Problem details
Collect each line of the records containing the string "пластинчатую".

** start Raw data **

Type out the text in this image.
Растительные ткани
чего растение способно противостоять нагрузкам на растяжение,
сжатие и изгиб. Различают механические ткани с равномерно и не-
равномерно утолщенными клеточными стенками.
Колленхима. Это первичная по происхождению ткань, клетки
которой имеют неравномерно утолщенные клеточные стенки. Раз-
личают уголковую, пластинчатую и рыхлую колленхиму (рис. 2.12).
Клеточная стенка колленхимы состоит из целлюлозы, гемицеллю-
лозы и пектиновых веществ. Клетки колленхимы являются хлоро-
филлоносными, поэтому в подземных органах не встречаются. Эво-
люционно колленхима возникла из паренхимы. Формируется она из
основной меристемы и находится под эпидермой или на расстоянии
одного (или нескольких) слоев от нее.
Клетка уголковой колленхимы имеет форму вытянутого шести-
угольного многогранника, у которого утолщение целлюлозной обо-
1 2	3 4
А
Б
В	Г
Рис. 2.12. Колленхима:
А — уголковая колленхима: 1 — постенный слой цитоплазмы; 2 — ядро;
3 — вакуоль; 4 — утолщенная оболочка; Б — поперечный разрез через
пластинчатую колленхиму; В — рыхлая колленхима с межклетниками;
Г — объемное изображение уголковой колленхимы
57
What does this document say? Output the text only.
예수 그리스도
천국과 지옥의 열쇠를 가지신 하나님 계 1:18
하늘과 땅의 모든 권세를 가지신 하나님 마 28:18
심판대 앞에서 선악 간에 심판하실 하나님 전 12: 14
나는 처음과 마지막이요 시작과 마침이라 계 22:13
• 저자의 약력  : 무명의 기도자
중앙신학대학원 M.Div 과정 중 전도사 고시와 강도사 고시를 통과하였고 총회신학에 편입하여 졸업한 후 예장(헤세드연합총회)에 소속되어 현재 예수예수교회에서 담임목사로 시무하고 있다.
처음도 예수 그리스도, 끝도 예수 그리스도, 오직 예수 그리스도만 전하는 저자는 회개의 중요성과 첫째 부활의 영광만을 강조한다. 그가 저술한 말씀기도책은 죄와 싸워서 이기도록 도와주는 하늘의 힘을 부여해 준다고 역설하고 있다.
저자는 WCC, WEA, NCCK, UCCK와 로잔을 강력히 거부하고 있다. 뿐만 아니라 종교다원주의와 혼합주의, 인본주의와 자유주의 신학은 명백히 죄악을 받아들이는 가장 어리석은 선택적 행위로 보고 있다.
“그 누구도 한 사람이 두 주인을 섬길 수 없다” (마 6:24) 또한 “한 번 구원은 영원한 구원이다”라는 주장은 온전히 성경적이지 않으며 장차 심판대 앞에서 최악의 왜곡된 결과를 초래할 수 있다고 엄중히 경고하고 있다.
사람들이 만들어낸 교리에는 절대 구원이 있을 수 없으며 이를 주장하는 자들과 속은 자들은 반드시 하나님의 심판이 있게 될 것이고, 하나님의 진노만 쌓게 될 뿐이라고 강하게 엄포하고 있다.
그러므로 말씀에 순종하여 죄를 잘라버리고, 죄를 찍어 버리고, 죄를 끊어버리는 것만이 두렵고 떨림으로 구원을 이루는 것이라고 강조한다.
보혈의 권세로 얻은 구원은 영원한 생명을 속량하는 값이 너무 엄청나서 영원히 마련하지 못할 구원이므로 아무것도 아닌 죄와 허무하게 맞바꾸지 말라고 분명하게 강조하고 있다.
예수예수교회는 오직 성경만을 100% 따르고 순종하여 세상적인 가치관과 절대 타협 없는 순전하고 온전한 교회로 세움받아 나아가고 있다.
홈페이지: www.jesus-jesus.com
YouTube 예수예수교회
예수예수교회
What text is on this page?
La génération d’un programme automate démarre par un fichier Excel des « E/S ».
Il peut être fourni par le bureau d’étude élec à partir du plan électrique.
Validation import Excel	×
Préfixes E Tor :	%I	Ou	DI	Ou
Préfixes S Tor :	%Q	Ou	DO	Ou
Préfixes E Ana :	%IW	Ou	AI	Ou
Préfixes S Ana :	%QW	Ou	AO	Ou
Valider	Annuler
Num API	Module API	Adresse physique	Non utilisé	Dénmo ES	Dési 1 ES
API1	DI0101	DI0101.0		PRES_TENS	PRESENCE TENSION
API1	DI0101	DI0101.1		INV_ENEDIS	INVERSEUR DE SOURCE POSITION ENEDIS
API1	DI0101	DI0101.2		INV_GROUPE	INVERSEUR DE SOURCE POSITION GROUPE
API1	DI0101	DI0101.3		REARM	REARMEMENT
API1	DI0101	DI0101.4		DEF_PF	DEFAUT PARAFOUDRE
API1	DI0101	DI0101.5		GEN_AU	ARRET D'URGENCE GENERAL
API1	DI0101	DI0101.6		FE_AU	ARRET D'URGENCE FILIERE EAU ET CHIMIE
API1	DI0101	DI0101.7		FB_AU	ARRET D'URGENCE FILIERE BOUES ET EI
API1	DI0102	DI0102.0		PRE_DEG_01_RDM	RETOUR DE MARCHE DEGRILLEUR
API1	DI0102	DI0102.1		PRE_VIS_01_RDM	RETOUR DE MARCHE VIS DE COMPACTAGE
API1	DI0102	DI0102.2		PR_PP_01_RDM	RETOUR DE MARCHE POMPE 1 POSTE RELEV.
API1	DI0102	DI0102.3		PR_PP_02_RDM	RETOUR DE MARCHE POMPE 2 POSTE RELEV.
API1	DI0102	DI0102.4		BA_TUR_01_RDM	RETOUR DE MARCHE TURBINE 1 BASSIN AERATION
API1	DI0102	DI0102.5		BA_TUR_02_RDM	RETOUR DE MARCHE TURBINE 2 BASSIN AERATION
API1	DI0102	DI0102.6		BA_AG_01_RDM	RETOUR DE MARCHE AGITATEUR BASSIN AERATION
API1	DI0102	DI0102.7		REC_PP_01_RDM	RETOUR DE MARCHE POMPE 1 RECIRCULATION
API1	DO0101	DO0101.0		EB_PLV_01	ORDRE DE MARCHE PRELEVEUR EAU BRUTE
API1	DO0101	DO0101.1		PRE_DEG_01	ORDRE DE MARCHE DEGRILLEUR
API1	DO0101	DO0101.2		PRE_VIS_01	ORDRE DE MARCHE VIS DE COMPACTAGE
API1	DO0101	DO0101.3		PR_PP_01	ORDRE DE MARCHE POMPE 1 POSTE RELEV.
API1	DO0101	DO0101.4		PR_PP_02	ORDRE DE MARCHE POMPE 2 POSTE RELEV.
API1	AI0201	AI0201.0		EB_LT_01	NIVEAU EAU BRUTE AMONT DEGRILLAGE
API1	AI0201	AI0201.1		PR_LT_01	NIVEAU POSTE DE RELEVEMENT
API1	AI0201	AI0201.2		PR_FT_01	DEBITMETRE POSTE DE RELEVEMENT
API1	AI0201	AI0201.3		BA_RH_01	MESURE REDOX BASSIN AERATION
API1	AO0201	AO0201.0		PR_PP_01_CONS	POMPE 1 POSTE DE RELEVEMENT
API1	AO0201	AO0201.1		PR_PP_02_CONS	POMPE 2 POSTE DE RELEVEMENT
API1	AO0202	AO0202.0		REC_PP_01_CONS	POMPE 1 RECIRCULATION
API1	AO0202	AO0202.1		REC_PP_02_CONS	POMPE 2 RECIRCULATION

** end Raw data **

Answer
личают уголковую, пластинчатую и рыхлую колленхиму (рис. 2.12).
пластинчатую колленхиму; В — рыхлая колленхима с межклетниками;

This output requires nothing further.